Given problem: From the listing below, extract each line containing the string "Results".

Material to process:
>>>

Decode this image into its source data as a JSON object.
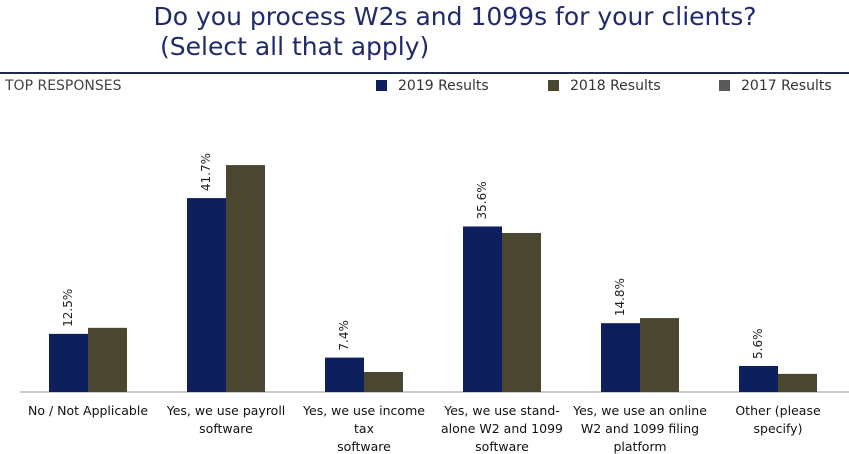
{
  "chart_data": {
    "type": "bar",
    "title": "Do you process W2s and 1099s for your clients?",
    "subtitle": "(Select all that apply)",
    "section_label": "TOP RESPONSES",
    "categories": [
      "No / Not Applicable",
      "Yes, we use payroll\nsoftware",
      "Yes, we use income tax\nsoftware",
      "Yes, we use stand-\nalone W2 and 1099\nsoftware",
      "Yes, we use an online\nW2 and 1099 filing\nplatform",
      "Other (please specify)"
    ],
    "series": [
      {
        "name": "2019 Results",
        "color": "#0d1f5c",
        "values": [
          12.5,
          41.7,
          7.4,
          35.6,
          14.8,
          5.6
        ],
        "value_labels": [
          "12.5%",
          "41.7%",
          "7.4%",
          "35.6%",
          "14.8%",
          "5.6%"
        ]
      },
      {
        "name": "2018 Results",
        "color": "#4a4630",
        "values": [
          13.8,
          48.8,
          4.3,
          34.2,
          15.9,
          3.9
        ]
      },
      {
        "name": "2017 Results",
        "color": "#595959",
        "values": [
          null,
          null,
          null,
          null,
          null,
          null
        ]
      }
    ]
  }
}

<<<

Completed exercise:
        "name": "2019 Results",
        "name": "2018 Results",
        "name": "2017 Results",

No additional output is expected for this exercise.